## [DESCRIPTION OF THE TASK]
Lines holding the string "image" are the ones to copy; find them all in the data.

## [ROWS]

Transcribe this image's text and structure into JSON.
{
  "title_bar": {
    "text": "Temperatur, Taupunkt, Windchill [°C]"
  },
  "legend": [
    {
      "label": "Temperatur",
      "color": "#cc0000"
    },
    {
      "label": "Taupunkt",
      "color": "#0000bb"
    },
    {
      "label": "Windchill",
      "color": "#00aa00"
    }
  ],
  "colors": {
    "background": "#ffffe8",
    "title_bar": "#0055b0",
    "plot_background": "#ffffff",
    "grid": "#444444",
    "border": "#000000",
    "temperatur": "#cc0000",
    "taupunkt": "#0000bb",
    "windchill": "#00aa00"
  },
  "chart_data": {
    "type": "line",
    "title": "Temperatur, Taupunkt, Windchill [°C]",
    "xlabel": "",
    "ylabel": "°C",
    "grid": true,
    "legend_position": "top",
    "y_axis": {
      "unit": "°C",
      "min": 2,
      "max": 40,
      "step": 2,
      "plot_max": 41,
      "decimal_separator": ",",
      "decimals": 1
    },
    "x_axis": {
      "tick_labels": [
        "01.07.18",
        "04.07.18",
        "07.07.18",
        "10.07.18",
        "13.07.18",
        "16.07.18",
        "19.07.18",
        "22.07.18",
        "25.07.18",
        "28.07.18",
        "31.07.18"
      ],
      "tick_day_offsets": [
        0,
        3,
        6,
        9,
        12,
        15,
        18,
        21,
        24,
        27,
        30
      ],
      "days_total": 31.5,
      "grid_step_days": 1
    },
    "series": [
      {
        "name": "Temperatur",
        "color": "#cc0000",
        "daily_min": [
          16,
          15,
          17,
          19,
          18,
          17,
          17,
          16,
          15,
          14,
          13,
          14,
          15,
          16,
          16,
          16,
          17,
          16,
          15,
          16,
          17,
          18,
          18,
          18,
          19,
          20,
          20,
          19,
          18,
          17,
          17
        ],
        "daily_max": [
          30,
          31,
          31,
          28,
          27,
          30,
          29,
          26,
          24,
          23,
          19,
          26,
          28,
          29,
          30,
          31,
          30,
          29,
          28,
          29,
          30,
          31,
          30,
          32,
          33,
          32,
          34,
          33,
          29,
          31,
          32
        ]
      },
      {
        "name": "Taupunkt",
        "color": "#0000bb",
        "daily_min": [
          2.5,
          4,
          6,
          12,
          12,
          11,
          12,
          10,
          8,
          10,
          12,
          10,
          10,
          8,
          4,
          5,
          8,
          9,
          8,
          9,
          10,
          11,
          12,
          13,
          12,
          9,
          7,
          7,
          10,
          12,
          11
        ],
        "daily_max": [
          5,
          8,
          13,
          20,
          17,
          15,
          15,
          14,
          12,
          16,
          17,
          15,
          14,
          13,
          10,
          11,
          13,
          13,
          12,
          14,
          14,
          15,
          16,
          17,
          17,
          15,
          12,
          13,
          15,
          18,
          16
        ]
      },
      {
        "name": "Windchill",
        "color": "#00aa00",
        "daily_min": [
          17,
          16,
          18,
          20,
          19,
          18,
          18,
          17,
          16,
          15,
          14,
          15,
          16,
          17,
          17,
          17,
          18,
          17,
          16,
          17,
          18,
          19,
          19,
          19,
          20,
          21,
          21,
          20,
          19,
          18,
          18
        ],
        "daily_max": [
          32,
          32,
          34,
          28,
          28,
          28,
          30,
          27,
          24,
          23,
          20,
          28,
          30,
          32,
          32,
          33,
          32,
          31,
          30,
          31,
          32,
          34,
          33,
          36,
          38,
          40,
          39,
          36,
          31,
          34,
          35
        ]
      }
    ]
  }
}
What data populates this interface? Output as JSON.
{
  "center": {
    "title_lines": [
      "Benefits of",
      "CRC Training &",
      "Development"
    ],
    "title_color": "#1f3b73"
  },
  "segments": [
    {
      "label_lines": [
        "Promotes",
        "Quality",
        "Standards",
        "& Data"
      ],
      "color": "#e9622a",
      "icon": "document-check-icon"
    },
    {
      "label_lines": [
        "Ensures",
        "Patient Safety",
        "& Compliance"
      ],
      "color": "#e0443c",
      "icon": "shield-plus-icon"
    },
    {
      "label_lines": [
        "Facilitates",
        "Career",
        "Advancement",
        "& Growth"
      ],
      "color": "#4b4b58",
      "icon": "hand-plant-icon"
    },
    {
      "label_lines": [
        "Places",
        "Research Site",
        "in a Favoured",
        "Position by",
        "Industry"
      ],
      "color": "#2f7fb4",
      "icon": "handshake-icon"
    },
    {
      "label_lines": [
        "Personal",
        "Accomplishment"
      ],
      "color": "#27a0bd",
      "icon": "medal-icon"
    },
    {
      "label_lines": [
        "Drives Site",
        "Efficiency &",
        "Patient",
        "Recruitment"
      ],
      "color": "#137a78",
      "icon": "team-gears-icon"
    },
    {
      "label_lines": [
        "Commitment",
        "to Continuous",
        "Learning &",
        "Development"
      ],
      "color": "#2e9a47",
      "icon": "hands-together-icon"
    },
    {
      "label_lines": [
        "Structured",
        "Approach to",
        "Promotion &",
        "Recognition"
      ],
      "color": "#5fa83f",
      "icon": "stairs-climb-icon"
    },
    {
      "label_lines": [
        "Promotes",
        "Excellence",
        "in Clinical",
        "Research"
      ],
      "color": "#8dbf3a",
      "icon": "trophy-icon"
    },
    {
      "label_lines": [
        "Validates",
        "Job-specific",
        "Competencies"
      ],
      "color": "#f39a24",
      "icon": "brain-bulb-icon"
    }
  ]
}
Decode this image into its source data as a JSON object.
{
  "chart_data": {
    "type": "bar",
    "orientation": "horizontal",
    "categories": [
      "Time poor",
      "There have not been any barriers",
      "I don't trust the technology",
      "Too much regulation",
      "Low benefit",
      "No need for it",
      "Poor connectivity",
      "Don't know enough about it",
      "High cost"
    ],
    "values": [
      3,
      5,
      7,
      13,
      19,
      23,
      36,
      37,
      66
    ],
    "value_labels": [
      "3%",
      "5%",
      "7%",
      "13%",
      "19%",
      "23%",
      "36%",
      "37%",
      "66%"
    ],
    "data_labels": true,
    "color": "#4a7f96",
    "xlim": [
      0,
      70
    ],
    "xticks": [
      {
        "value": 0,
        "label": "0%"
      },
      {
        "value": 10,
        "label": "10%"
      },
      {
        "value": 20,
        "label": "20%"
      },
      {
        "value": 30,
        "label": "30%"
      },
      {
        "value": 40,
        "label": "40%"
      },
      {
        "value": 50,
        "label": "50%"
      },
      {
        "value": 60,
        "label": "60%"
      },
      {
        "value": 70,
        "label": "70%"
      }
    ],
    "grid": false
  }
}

## [EXERCISE SOLUTION]
Transcribe this image's text and structure into JSON.
Decode this image into its source data as a JSON object.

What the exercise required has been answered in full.